→ **Activity**:
Any images in the records should be skipped; transcribe the rest exactly.

→ **Source data**:

● ● ●

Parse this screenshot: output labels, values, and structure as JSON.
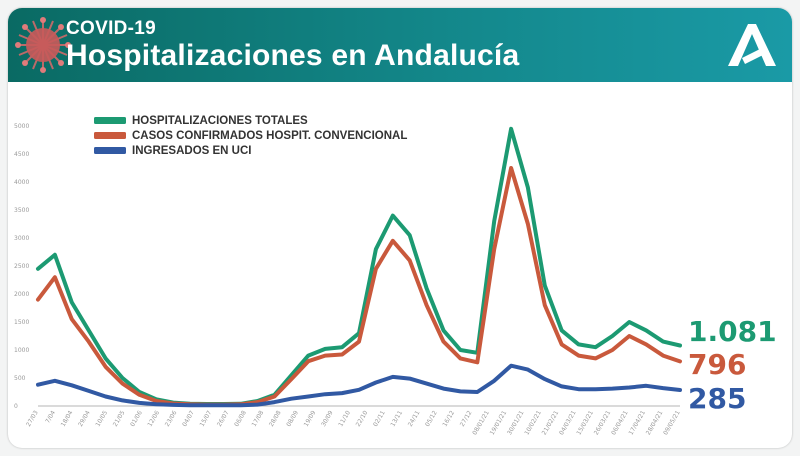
{
  "header": {
    "kicker": "COVID-19",
    "title": "Hospitalizaciones en Andalucía"
  },
  "colors": {
    "banner": "#0f7d7a",
    "total": "#1c9a72",
    "convencional": "#c9593c",
    "uci": "#3159a3",
    "axis": "#aaaaaa"
  },
  "icons": [
    "coronavirus-icon",
    "junta-andalucia-logo"
  ],
  "chart_data": {
    "type": "line",
    "title": "",
    "xlabel": "",
    "ylabel": "",
    "ylim": [
      0,
      5000
    ],
    "yticks": [
      0,
      500,
      1000,
      1500,
      2000,
      2500,
      3000,
      3500,
      4000,
      4500,
      5000
    ],
    "x_tick_labels": [
      "27/03",
      "7/04",
      "18/04",
      "29/04",
      "10/05",
      "21/05",
      "01/06",
      "12/06",
      "23/06",
      "04/07",
      "15/07",
      "26/07",
      "06/08",
      "17/08",
      "28/08",
      "08/09",
      "19/09",
      "30/09",
      "11/10",
      "22/10",
      "02/11",
      "13/11",
      "24/11",
      "05/12",
      "16/12",
      "27/12",
      "08/01/21",
      "19/01/21",
      "30/01/21",
      "10/02/21",
      "21/02/21",
      "04/03/21",
      "15/03/21",
      "26/03/21",
      "06/04/21",
      "17/04/21",
      "28/04/21",
      "09/05/21"
    ],
    "grid": false,
    "legend_position": "top-left",
    "series": [
      {
        "name": "HOSPITALIZACIONES TOTALES",
        "values": [
          2450,
          2700,
          1850,
          1350,
          850,
          500,
          250,
          120,
          60,
          40,
          35,
          35,
          40,
          90,
          200,
          550,
          900,
          1020,
          1050,
          1300,
          2800,
          3400,
          3050,
          2100,
          1350,
          1000,
          950,
          3300,
          4950,
          3900,
          2150,
          1350,
          1100,
          1050,
          1250,
          1500,
          1350,
          1150,
          1081
        ],
        "final_label": "1.081"
      },
      {
        "name": "CASOS CONFIRMADOS HOSPIT. CONVENCIONAL",
        "values": [
          1900,
          2300,
          1550,
          1150,
          700,
          400,
          200,
          90,
          45,
          30,
          25,
          25,
          30,
          70,
          170,
          480,
          800,
          900,
          920,
          1150,
          2450,
          2950,
          2600,
          1800,
          1150,
          850,
          780,
          2800,
          4250,
          3250,
          1800,
          1100,
          900,
          850,
          1000,
          1250,
          1100,
          900,
          796
        ],
        "final_label": "796"
      },
      {
        "name": "INGRESADOS EN UCI",
        "values": [
          380,
          450,
          370,
          270,
          170,
          100,
          55,
          30,
          20,
          15,
          12,
          12,
          15,
          25,
          70,
          130,
          170,
          210,
          230,
          290,
          420,
          520,
          490,
          400,
          310,
          260,
          250,
          450,
          720,
          650,
          480,
          350,
          300,
          300,
          310,
          330,
          360,
          320,
          285
        ],
        "final_label": "285"
      }
    ]
  }
}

● ● ●

→ **Output of the exercise**:
Parse this screenshot: output labels, values, and structure as JSON.
{
  "header": {
    "kicker": "COVID-19",
    "title": "Hospitalizaciones en Andalucía"
  },
  "colors": {
    "banner": "#0f7d7a",
    "total": "#1c9a72",
    "convencional": "#c9593c",
    "uci": "#3159a3",
    "axis": "#aaaaaa"
  },
  "icons": [
    "coronavirus-icon",
    "junta-andalucia-logo"
  ],
  "chart_data": {
    "type": "line",
    "title": "",
    "xlabel": "",
    "ylabel": "",
    "ylim": [
      0,
      5000
    ],
    "yticks": [
      0,
      500,
      1000,
      1500,
      2000,
      2500,
      3000,
      3500,
      4000,
      4500,
      5000
    ],
    "x_tick_labels": [
      "27/03",
      "7/04",
      "18/04",
      "29/04",
      "10/05",
      "21/05",
      "01/06",
      "12/06",
      "23/06",
      "04/07",
      "15/07",
      "26/07",
      "06/08",
      "17/08",
      "28/08",
      "08/09",
      "19/09",
      "30/09",
      "11/10",
      "22/10",
      "02/11",
      "13/11",
      "24/11",
      "05/12",
      "16/12",
      "27/12",
      "08/01/21",
      "19/01/21",
      "30/01/21",
      "10/02/21",
      "21/02/21",
      "04/03/21",
      "15/03/21",
      "26/03/21",
      "06/04/21",
      "17/04/21",
      "28/04/21",
      "09/05/21"
    ],
    "grid": false,
    "legend_position": "top-left",
    "series": [
      {
        "name": "HOSPITALIZACIONES TOTALES",
        "values": [
          2450,
          2700,
          1850,
          1350,
          850,
          500,
          250,
          120,
          60,
          40,
          35,
          35,
          40,
          90,
          200,
          550,
          900,
          1020,
          1050,
          1300,
          2800,
          3400,
          3050,
          2100,
          1350,
          1000,
          950,
          3300,
          4950,
          3900,
          2150,
          1350,
          1100,
          1050,
          1250,
          1500,
          1350,
          1150,
          1081
        ],
        "final_label": "1.081"
      },
      {
        "name": "CASOS CONFIRMADOS HOSPIT. CONVENCIONAL",
        "values": [
          1900,
          2300,
          1550,
          1150,
          700,
          400,
          200,
          90,
          45,
          30,
          25,
          25,
          30,
          70,
          170,
          480,
          800,
          900,
          920,
          1150,
          2450,
          2950,
          2600,
          1800,
          1150,
          850,
          780,
          2800,
          4250,
          3250,
          1800,
          1100,
          900,
          850,
          1000,
          1250,
          1100,
          900,
          796
        ],
        "final_label": "796"
      },
      {
        "name": "INGRESADOS EN UCI",
        "values": [
          380,
          450,
          370,
          270,
          170,
          100,
          55,
          30,
          20,
          15,
          12,
          12,
          15,
          25,
          70,
          130,
          170,
          210,
          230,
          290,
          420,
          520,
          490,
          400,
          310,
          260,
          250,
          450,
          720,
          650,
          480,
          350,
          300,
          300,
          310,
          330,
          360,
          320,
          285
        ],
        "final_label": "285"
      }
    ]
  }
}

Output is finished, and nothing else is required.